- [Set task]: Copy every line from the material below that holds "BRETON".

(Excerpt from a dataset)
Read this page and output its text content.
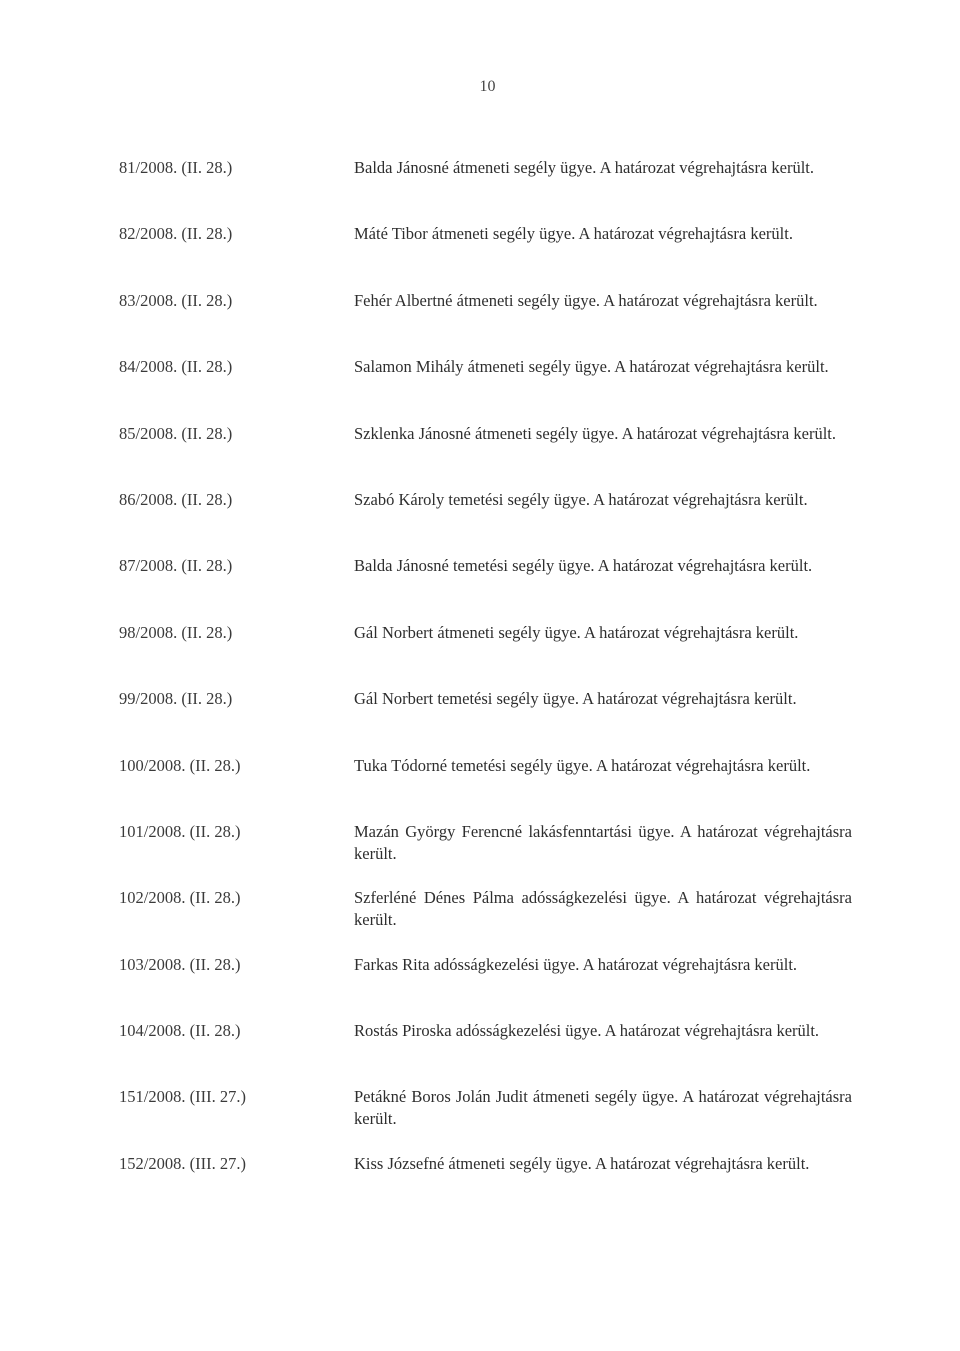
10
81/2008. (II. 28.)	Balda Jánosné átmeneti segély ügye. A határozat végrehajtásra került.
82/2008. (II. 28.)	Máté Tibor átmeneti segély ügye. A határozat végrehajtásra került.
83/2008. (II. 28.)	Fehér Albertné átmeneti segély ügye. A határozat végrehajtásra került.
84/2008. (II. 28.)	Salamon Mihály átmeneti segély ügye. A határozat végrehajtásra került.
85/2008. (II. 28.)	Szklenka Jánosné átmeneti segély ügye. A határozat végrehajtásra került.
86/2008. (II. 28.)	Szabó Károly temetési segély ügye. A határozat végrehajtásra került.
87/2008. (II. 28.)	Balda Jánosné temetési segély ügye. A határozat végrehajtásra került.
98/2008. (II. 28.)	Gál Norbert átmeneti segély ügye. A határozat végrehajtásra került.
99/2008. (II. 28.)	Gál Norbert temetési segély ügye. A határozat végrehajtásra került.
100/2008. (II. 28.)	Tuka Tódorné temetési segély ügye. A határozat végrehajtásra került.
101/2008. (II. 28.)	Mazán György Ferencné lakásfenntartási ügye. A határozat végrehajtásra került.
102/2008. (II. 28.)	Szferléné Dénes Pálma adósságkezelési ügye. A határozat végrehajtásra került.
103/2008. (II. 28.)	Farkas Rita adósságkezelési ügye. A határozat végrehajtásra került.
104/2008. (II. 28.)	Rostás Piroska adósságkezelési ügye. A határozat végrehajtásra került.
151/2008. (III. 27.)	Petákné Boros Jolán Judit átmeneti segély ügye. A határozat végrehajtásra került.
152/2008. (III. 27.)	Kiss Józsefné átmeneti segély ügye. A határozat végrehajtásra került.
...
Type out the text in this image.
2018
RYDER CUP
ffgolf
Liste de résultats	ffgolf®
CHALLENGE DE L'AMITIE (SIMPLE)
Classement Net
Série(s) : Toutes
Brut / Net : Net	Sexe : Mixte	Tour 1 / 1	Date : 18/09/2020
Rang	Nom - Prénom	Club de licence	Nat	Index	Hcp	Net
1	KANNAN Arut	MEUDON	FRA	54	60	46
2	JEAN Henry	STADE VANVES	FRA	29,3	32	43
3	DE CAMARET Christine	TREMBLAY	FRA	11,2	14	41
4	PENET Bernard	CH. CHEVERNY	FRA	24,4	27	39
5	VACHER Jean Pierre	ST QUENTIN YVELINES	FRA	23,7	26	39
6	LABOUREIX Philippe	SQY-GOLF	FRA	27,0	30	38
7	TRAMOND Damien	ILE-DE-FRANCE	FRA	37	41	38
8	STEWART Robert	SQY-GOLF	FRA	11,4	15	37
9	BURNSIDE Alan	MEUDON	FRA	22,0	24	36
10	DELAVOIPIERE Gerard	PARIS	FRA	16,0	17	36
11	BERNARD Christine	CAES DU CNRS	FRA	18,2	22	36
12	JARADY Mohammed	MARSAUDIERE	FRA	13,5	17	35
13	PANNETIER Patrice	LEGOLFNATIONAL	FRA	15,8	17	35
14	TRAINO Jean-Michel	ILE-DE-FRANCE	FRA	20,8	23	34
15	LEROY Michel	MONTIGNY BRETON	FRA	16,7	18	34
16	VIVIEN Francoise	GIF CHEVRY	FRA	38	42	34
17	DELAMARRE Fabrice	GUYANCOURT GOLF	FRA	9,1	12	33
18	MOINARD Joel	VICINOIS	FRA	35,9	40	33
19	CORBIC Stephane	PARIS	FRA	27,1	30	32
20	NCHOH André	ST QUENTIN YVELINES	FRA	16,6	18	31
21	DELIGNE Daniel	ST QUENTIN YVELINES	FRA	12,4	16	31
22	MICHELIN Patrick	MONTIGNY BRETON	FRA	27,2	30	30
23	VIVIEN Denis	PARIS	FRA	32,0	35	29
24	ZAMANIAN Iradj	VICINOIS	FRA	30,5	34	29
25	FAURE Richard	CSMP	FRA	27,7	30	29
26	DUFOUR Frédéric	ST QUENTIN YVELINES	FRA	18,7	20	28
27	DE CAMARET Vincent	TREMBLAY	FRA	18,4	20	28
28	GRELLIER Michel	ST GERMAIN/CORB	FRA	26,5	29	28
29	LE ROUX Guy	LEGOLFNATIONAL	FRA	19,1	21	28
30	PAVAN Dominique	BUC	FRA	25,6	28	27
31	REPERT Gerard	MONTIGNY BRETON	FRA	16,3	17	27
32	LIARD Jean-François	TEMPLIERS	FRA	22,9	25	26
* * *
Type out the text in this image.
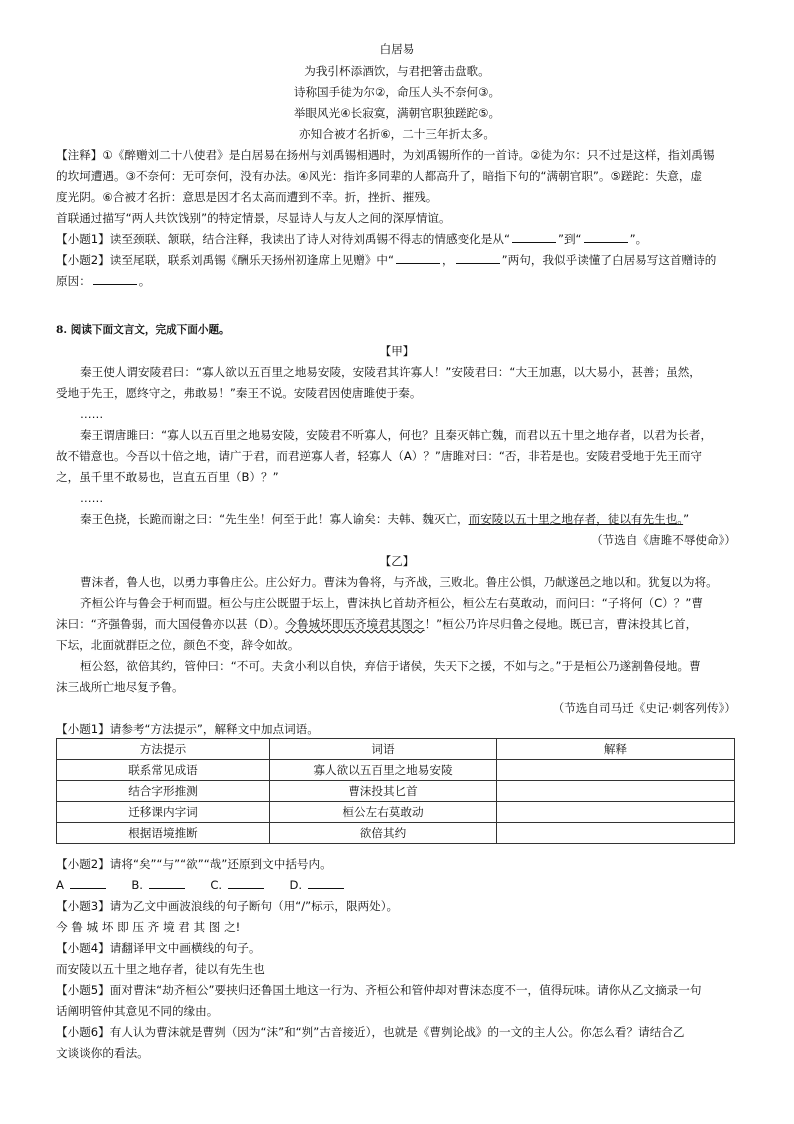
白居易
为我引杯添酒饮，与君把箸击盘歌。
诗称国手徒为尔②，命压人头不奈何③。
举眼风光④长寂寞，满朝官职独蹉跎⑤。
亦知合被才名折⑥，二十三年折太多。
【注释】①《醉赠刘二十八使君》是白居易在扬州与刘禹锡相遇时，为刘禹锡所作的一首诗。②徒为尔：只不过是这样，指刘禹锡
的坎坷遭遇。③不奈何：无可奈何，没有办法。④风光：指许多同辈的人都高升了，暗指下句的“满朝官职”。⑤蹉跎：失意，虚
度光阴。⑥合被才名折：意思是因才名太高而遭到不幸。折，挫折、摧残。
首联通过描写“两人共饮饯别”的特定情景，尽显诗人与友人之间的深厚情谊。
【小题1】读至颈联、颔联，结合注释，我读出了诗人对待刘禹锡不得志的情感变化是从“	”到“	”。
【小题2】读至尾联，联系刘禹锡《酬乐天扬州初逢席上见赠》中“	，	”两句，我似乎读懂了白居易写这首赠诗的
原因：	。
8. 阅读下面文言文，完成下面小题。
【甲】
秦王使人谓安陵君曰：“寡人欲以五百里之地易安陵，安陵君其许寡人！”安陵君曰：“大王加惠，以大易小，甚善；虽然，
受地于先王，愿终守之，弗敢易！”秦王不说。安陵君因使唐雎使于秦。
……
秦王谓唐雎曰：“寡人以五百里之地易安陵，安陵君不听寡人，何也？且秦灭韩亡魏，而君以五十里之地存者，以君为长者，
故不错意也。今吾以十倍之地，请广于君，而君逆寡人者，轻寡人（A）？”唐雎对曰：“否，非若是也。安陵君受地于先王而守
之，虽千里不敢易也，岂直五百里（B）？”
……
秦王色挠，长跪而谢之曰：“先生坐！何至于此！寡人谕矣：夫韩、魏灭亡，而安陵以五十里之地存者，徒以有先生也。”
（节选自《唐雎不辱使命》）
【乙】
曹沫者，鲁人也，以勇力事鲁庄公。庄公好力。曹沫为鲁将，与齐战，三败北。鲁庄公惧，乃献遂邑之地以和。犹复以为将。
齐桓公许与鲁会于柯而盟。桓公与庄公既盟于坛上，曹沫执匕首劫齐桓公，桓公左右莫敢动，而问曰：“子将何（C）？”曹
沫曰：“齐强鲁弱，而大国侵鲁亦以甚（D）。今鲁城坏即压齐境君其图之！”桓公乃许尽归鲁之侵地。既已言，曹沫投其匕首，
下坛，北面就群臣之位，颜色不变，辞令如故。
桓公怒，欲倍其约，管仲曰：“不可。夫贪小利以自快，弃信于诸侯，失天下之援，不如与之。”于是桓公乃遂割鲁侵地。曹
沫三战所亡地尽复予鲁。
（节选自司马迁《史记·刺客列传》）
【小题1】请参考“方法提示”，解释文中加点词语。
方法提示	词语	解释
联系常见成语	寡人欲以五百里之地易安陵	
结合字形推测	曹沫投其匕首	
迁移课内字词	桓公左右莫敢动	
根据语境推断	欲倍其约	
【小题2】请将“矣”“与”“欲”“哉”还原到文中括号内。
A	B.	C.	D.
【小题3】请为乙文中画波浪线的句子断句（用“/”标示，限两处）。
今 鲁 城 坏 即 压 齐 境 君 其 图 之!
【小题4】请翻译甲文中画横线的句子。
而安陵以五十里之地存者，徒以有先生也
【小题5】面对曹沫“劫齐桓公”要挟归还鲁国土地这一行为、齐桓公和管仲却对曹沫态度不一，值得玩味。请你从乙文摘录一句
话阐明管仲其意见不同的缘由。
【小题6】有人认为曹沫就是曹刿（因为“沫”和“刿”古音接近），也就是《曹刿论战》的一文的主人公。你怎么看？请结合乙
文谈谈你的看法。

- [Solution for this problem]:
15	LEROY Michel	MONTIGNY BRETON	FRA	16,7	18	34
22	MICHELIN Patrick	MONTIGNY BRETON	FRA	27,2	30	30
31	REPERT Gerard	MONTIGNY BRETON	FRA	16,3	17	27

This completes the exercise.